* WHAT THE TASK ASKS: Extract every line of the material below and reproduce it faithfully.

* DATA LINES:
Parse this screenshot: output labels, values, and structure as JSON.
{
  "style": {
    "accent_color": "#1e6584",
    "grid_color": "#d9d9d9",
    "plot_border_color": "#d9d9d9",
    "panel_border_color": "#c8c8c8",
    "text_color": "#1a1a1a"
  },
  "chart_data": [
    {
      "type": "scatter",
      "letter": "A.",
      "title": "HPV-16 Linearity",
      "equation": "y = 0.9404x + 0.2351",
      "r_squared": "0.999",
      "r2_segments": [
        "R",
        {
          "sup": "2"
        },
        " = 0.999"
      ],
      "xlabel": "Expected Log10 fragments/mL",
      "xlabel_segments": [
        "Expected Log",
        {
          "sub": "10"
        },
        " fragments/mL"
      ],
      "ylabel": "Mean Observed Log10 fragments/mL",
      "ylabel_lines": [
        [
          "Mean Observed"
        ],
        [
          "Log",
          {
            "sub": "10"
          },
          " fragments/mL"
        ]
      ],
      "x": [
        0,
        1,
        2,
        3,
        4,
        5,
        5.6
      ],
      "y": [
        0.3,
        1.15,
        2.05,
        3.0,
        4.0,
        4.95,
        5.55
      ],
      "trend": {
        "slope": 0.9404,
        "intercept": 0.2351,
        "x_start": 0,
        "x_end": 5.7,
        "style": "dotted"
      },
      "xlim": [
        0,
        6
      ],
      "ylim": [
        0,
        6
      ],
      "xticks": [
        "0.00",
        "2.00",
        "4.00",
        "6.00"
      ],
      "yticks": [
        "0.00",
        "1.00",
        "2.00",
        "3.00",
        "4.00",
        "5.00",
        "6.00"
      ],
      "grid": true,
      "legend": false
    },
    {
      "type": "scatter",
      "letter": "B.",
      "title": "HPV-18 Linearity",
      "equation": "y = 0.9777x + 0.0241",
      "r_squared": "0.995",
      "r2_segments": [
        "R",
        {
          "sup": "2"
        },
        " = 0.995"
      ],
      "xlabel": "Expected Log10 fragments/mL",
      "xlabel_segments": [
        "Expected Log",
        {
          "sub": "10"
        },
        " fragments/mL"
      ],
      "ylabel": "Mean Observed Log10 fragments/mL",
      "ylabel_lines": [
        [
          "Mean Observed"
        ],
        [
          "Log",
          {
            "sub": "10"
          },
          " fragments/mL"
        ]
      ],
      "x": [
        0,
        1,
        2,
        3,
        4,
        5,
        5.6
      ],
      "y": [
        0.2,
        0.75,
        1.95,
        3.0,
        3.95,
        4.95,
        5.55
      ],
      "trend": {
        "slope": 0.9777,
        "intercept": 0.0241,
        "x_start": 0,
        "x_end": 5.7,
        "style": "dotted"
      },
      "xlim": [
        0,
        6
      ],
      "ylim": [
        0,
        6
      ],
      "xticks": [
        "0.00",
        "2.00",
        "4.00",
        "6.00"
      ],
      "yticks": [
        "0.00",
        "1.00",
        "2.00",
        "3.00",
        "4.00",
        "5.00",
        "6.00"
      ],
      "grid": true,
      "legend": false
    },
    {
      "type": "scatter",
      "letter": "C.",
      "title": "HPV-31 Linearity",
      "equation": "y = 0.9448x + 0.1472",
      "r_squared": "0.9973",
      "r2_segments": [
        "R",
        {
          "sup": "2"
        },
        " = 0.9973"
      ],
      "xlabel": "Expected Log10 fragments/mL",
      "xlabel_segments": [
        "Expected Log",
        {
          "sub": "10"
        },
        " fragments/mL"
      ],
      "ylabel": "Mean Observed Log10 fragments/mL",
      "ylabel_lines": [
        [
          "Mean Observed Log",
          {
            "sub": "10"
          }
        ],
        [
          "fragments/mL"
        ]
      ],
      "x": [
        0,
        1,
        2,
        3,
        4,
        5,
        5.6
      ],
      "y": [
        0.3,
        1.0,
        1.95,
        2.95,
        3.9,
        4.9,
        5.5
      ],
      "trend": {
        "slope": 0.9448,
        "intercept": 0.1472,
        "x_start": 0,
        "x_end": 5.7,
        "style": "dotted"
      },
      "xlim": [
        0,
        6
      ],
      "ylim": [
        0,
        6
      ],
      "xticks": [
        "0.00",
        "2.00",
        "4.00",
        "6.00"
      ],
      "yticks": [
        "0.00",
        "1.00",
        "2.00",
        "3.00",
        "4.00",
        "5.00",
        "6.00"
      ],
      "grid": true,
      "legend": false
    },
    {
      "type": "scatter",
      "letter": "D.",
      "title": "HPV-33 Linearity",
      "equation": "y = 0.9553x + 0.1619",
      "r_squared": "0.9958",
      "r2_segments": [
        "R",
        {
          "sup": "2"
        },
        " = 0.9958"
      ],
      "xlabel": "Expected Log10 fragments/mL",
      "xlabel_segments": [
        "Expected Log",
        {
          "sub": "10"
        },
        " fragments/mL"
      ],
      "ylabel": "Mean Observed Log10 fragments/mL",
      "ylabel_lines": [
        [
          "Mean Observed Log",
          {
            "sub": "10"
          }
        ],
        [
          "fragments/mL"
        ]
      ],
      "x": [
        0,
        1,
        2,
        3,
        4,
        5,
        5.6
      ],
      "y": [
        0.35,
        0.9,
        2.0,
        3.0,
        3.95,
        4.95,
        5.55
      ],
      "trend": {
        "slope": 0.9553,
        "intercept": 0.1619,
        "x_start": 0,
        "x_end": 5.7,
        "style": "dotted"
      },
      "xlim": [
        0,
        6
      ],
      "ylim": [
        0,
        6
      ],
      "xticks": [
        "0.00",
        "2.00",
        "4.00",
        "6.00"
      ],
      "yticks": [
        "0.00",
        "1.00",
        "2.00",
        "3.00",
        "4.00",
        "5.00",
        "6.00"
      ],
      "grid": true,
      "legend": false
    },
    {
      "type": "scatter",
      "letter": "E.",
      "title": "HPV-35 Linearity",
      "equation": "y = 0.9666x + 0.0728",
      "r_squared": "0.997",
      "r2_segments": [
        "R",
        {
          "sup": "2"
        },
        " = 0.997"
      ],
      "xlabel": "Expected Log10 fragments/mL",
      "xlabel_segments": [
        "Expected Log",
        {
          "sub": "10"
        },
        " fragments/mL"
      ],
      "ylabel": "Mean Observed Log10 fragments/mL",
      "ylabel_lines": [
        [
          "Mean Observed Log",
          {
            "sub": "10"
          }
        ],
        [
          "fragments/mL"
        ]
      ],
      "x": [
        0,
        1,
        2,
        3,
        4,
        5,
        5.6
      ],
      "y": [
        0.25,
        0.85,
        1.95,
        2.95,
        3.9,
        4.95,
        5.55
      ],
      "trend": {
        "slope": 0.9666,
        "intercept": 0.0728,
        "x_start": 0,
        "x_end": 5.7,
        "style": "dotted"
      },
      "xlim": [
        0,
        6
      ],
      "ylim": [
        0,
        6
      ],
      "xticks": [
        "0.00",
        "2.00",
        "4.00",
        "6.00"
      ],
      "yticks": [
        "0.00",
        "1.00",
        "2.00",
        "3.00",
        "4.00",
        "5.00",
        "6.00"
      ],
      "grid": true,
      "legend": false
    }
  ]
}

* TASK ANSWER:
Parse this screenshot: output labels, values, and structure as JSON.
{
  "style": {
    "accent_color": "#1e6584",
    "grid_color": "#d9d9d9",
    "plot_border_color": "#d9d9d9",
    "panel_border_color": "#c8c8c8",
    "text_color": "#1a1a1a"
  },
  "chart_data": [
    {
      "type": "scatter",
      "letter": "A.",
      "title": "HPV-16 Linearity",
      "equation": "y = 0.9404x + 0.2351",
      "r_squared": "0.999",
      "r2_segments": [
        "R",
        {
          "sup": "2"
        },
        " = 0.999"
      ],
      "xlabel": "Expected Log10 fragments/mL",
      "xlabel_segments": [
        "Expected Log",
        {
          "sub": "10"
        },
        " fragments/mL"
      ],
      "ylabel": "Mean Observed Log10 fragments/mL",
      "ylabel_lines": [
        [
          "Mean Observed"
        ],
        [
          "Log",
          {
            "sub": "10"
          },
          " fragments/mL"
        ]
      ],
      "x": [
        0,
        1,
        2,
        3,
        4,
        5,
        5.6
      ],
      "y": [
        0.3,
        1.15,
        2.05,
        3.0,
        4.0,
        4.95,
        5.55
      ],
      "trend": {
        "slope": 0.9404,
        "intercept": 0.2351,
        "x_start": 0,
        "x_end": 5.7,
        "style": "dotted"
      },
      "xlim": [
        0,
        6
      ],
      "ylim": [
        0,
        6
      ],
      "xticks": [
        "0.00",
        "2.00",
        "4.00",
        "6.00"
      ],
      "yticks": [
        "0.00",
        "1.00",
        "2.00",
        "3.00",
        "4.00",
        "5.00",
        "6.00"
      ],
      "grid": true,
      "legend": false
    },
    {
      "type": "scatter",
      "letter": "B.",
      "title": "HPV-18 Linearity",
      "equation": "y = 0.9777x + 0.0241",
      "r_squared": "0.995",
      "r2_segments": [
        "R",
        {
          "sup": "2"
        },
        " = 0.995"
      ],
      "xlabel": "Expected Log10 fragments/mL",
      "xlabel_segments": [
        "Expected Log",
        {
          "sub": "10"
        },
        " fragments/mL"
      ],
      "ylabel": "Mean Observed Log10 fragments/mL",
      "ylabel_lines": [
        [
          "Mean Observed"
        ],
        [
          "Log",
          {
            "sub": "10"
          },
          " fragments/mL"
        ]
      ],
      "x": [
        0,
        1,
        2,
        3,
        4,
        5,
        5.6
      ],
      "y": [
        0.2,
        0.75,
        1.95,
        3.0,
        3.95,
        4.95,
        5.55
      ],
      "trend": {
        "slope": 0.9777,
        "intercept": 0.0241,
        "x_start": 0,
        "x_end": 5.7,
        "style": "dotted"
      },
      "xlim": [
        0,
        6
      ],
      "ylim": [
        0,
        6
      ],
      "xticks": [
        "0.00",
        "2.00",
        "4.00",
        "6.00"
      ],
      "yticks": [
        "0.00",
        "1.00",
        "2.00",
        "3.00",
        "4.00",
        "5.00",
        "6.00"
      ],
      "grid": true,
      "legend": false
    },
    {
      "type": "scatter",
      "letter": "C.",
      "title": "HPV-31 Linearity",
      "equation": "y = 0.9448x + 0.1472",
      "r_squared": "0.9973",
      "r2_segments": [
        "R",
        {
          "sup": "2"
        },
        " = 0.9973"
      ],
      "xlabel": "Expected Log10 fragments/mL",
      "xlabel_segments": [
        "Expected Log",
        {
          "sub": "10"
        },
        " fragments/mL"
      ],
      "ylabel": "Mean Observed Log10 fragments/mL",
      "ylabel_lines": [
        [
          "Mean Observed Log",
          {
            "sub": "10"
          }
        ],
        [
          "fragments/mL"
        ]
      ],
      "x": [
        0,
        1,
        2,
        3,
        4,
        5,
        5.6
      ],
      "y": [
        0.3,
        1.0,
        1.95,
        2.95,
        3.9,
        4.9,
        5.5
      ],
      "trend": {
        "slope": 0.9448,
        "intercept": 0.1472,
        "x_start": 0,
        "x_end": 5.7,
        "style": "dotted"
      },
      "xlim": [
        0,
        6
      ],
      "ylim": [
        0,
        6
      ],
      "xticks": [
        "0.00",
        "2.00",
        "4.00",
        "6.00"
      ],
      "yticks": [
        "0.00",
        "1.00",
        "2.00",
        "3.00",
        "4.00",
        "5.00",
        "6.00"
      ],
      "grid": true,
      "legend": false
    },
    {
      "type": "scatter",
      "letter": "D.",
      "title": "HPV-33 Linearity",
      "equation": "y = 0.9553x + 0.1619",
      "r_squared": "0.9958",
      "r2_segments": [
        "R",
        {
          "sup": "2"
        },
        " = 0.9958"
      ],
      "xlabel": "Expected Log10 fragments/mL",
      "xlabel_segments": [
        "Expected Log",
        {
          "sub": "10"
        },
        " fragments/mL"
      ],
      "ylabel": "Mean Observed Log10 fragments/mL",
      "ylabel_lines": [
        [
          "Mean Observed Log",
          {
            "sub": "10"
          }
        ],
        [
          "fragments/mL"
        ]
      ],
      "x": [
        0,
        1,
        2,
        3,
        4,
        5,
        5.6
      ],
      "y": [
        0.35,
        0.9,
        2.0,
        3.0,
        3.95,
        4.95,
        5.55
      ],
      "trend": {
        "slope": 0.9553,
        "intercept": 0.1619,
        "x_start": 0,
        "x_end": 5.7,
        "style": "dotted"
      },
      "xlim": [
        0,
        6
      ],
      "ylim": [
        0,
        6
      ],
      "xticks": [
        "0.00",
        "2.00",
        "4.00",
        "6.00"
      ],
      "yticks": [
        "0.00",
        "1.00",
        "2.00",
        "3.00",
        "4.00",
        "5.00",
        "6.00"
      ],
      "grid": true,
      "legend": false
    },
    {
      "type": "scatter",
      "letter": "E.",
      "title": "HPV-35 Linearity",
      "equation": "y = 0.9666x + 0.0728",
      "r_squared": "0.997",
      "r2_segments": [
        "R",
        {
          "sup": "2"
        },
        " = 0.997"
      ],
      "xlabel": "Expected Log10 fragments/mL",
      "xlabel_segments": [
        "Expected Log",
        {
          "sub": "10"
        },
        " fragments/mL"
      ],
      "ylabel": "Mean Observed Log10 fragments/mL",
      "ylabel_lines": [
        [
          "Mean Observed Log",
          {
            "sub": "10"
          }
        ],
        [
          "fragments/mL"
        ]
      ],
      "x": [
        0,
        1,
        2,
        3,
        4,
        5,
        5.6
      ],
      "y": [
        0.25,
        0.85,
        1.95,
        2.95,
        3.9,
        4.95,
        5.55
      ],
      "trend": {
        "slope": 0.9666,
        "intercept": 0.0728,
        "x_start": 0,
        "x_end": 5.7,
        "style": "dotted"
      },
      "xlim": [
        0,
        6
      ],
      "ylim": [
        0,
        6
      ],
      "xticks": [
        "0.00",
        "2.00",
        "4.00",
        "6.00"
      ],
      "yticks": [
        "0.00",
        "1.00",
        "2.00",
        "3.00",
        "4.00",
        "5.00",
        "6.00"
      ],
      "grid": true,
      "legend": false
    }
  ]
}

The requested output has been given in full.